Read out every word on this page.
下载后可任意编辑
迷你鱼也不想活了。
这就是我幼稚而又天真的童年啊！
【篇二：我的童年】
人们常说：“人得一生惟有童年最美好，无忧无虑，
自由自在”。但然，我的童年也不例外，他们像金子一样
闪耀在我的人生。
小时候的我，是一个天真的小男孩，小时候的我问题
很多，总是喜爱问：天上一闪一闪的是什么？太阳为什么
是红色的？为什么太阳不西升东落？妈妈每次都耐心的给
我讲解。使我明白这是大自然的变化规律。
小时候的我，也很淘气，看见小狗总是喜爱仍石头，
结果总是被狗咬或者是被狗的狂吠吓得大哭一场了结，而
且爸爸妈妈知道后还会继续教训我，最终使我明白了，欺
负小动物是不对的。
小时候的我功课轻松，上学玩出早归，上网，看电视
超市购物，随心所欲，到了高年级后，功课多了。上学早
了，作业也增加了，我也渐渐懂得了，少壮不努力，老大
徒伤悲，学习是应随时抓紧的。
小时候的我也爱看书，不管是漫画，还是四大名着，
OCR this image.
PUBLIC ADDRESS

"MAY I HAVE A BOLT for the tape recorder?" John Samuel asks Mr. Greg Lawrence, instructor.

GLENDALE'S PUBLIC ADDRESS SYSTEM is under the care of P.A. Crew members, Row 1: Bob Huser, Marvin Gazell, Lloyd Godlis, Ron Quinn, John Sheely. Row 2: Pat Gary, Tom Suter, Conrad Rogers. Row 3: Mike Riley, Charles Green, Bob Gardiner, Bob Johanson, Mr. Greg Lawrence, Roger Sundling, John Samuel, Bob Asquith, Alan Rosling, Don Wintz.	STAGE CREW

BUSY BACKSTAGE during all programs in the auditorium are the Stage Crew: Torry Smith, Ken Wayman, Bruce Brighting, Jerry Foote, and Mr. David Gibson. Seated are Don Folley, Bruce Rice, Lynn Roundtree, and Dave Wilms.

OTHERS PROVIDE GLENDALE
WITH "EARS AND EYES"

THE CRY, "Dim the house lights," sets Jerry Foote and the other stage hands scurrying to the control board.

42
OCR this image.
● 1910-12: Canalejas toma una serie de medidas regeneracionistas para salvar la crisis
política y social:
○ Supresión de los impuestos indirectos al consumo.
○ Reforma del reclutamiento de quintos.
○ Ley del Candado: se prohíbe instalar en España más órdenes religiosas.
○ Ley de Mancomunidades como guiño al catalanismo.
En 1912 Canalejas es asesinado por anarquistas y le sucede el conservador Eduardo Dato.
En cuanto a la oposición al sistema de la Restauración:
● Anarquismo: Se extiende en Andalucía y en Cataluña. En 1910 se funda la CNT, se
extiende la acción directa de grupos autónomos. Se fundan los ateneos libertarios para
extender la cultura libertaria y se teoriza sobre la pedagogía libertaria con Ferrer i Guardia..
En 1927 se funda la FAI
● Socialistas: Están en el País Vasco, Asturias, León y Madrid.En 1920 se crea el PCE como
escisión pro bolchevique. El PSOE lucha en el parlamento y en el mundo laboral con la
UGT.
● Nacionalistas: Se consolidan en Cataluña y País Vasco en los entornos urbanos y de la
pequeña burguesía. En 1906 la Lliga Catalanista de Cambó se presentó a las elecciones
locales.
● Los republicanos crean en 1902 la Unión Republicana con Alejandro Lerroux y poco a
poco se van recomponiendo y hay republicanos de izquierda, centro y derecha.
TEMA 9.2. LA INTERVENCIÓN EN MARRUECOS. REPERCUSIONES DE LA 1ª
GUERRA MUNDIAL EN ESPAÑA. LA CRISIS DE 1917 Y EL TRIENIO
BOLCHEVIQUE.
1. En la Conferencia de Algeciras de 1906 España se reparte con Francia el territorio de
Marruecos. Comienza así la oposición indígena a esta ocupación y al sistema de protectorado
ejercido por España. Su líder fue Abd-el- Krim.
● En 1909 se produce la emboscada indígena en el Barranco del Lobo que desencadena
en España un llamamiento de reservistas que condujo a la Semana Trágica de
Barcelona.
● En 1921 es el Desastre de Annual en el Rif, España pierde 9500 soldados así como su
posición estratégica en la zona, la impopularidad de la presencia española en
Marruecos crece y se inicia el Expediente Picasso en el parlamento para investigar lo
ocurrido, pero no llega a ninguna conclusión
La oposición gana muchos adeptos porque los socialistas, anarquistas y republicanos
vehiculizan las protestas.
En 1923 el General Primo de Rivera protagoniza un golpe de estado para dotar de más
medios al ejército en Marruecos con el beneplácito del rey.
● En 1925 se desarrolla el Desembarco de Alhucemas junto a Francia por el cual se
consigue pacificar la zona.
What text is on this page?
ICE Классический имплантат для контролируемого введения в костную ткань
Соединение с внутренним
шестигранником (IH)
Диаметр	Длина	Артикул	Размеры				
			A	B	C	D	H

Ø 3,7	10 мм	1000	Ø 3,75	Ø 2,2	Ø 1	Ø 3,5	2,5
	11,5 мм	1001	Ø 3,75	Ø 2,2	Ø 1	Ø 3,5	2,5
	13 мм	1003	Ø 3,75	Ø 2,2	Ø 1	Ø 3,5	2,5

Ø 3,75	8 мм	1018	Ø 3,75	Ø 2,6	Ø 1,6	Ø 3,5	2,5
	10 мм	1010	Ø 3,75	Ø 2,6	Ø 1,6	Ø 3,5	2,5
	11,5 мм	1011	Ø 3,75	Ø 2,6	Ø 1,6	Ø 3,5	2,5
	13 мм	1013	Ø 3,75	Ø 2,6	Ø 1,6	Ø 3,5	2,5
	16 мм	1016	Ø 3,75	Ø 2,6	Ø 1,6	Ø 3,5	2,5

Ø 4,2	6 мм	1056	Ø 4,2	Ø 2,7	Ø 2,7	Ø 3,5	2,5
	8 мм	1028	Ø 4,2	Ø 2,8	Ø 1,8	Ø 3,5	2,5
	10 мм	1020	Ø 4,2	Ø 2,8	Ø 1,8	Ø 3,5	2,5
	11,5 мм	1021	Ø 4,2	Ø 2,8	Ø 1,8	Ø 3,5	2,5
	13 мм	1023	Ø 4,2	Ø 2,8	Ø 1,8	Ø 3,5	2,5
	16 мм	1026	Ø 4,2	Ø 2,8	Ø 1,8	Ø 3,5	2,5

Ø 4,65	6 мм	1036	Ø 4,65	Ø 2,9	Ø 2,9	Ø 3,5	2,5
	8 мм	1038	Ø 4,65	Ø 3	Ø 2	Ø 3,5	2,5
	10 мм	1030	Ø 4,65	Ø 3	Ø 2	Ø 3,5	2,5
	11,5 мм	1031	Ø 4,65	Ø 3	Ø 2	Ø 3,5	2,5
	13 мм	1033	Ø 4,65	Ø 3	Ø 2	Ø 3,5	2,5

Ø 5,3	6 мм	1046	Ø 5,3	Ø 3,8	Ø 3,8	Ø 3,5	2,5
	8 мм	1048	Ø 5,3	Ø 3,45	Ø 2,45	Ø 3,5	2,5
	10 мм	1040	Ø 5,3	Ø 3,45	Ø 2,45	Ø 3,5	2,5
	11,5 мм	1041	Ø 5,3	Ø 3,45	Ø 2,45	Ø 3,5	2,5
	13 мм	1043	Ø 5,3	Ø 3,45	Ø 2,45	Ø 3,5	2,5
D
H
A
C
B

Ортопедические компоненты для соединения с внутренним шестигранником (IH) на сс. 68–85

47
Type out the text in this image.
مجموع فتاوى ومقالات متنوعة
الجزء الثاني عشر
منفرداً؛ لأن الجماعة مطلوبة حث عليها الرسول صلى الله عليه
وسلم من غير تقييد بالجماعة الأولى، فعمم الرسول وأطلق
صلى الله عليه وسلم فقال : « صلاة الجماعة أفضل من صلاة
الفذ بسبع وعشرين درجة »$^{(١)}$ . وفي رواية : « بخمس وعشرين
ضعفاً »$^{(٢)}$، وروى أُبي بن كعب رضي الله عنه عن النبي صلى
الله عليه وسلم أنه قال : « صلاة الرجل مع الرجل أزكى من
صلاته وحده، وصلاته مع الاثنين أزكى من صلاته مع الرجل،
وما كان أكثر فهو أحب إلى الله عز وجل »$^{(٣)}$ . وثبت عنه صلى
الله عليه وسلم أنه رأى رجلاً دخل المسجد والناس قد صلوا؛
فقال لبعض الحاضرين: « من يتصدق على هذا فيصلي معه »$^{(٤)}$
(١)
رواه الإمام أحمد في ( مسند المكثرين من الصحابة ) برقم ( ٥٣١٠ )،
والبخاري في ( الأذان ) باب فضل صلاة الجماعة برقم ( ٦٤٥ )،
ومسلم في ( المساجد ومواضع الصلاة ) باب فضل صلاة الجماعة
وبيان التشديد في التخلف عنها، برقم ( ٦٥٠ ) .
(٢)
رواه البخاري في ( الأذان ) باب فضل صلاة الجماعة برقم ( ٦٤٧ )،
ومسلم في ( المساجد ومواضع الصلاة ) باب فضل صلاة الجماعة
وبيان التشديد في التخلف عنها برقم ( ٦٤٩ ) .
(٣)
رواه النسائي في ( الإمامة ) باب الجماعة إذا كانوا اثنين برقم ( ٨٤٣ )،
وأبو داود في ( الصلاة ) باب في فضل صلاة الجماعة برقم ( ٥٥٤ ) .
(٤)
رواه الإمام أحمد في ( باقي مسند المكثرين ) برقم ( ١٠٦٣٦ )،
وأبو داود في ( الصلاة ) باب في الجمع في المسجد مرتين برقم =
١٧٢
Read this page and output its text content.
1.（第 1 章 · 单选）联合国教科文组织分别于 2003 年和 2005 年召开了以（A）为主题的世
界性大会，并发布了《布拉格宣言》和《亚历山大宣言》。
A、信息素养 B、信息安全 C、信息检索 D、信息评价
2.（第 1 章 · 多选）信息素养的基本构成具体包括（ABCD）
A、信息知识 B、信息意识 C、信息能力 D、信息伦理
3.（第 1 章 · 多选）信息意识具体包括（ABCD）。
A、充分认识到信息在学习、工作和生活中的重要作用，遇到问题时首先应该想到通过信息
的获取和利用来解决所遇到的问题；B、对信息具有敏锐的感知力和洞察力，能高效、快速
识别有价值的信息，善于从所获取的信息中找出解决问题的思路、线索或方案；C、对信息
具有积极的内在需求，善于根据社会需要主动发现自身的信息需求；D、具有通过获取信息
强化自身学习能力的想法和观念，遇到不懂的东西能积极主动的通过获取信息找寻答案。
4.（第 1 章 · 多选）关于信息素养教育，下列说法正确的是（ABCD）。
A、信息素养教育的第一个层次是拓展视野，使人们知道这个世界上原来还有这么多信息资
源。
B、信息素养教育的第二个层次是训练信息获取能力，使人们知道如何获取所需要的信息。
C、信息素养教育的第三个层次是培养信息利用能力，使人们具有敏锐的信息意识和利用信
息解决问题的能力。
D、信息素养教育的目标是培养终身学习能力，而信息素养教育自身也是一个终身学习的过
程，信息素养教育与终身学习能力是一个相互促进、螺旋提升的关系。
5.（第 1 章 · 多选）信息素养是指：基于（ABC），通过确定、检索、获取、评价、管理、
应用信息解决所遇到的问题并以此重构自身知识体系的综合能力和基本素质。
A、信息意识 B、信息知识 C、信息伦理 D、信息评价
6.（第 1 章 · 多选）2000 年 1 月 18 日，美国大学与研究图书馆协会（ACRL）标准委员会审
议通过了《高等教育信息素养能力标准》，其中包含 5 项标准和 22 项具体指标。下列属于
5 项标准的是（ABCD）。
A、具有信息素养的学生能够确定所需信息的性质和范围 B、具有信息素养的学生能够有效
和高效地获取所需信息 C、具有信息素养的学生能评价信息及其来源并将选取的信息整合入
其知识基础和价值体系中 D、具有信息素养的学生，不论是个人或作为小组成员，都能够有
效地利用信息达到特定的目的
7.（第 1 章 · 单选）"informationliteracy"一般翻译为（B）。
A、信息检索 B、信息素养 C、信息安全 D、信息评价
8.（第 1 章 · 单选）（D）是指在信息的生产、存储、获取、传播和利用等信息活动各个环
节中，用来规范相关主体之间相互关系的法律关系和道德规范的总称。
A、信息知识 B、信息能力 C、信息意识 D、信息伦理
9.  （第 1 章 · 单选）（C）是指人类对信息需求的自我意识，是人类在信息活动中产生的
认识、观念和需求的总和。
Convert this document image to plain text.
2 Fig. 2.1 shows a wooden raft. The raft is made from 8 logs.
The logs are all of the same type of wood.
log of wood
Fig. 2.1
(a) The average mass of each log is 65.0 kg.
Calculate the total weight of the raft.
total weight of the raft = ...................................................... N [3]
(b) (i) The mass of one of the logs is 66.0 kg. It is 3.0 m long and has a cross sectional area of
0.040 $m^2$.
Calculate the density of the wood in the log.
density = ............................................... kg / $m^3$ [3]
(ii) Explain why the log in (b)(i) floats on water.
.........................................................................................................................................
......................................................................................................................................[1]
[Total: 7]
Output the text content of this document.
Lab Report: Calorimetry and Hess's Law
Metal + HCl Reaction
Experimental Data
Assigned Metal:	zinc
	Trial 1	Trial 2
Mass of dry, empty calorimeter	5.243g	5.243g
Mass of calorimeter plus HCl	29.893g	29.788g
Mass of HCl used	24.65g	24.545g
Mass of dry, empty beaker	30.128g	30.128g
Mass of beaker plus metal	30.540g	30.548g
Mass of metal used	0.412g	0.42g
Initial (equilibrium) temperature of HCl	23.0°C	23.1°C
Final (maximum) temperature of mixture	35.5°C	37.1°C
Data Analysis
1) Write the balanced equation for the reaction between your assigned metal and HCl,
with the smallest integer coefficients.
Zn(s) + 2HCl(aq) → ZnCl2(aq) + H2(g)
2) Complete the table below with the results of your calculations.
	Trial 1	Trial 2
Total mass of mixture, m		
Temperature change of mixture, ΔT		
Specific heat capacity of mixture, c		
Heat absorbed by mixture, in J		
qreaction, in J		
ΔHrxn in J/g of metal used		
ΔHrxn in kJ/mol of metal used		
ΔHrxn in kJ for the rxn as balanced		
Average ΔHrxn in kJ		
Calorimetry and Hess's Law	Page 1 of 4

• What you have to do
Extract lines where the string "مسند" occurs.

• Result of the exercise
رواه الإمام أحمد في ( مسند المكثرين من الصحابة ) برقم ( ٥٣١٠ )،
رواه الإمام أحمد في ( باقي مسند المكثرين ) برقم ( ١٠٦٣٦ )،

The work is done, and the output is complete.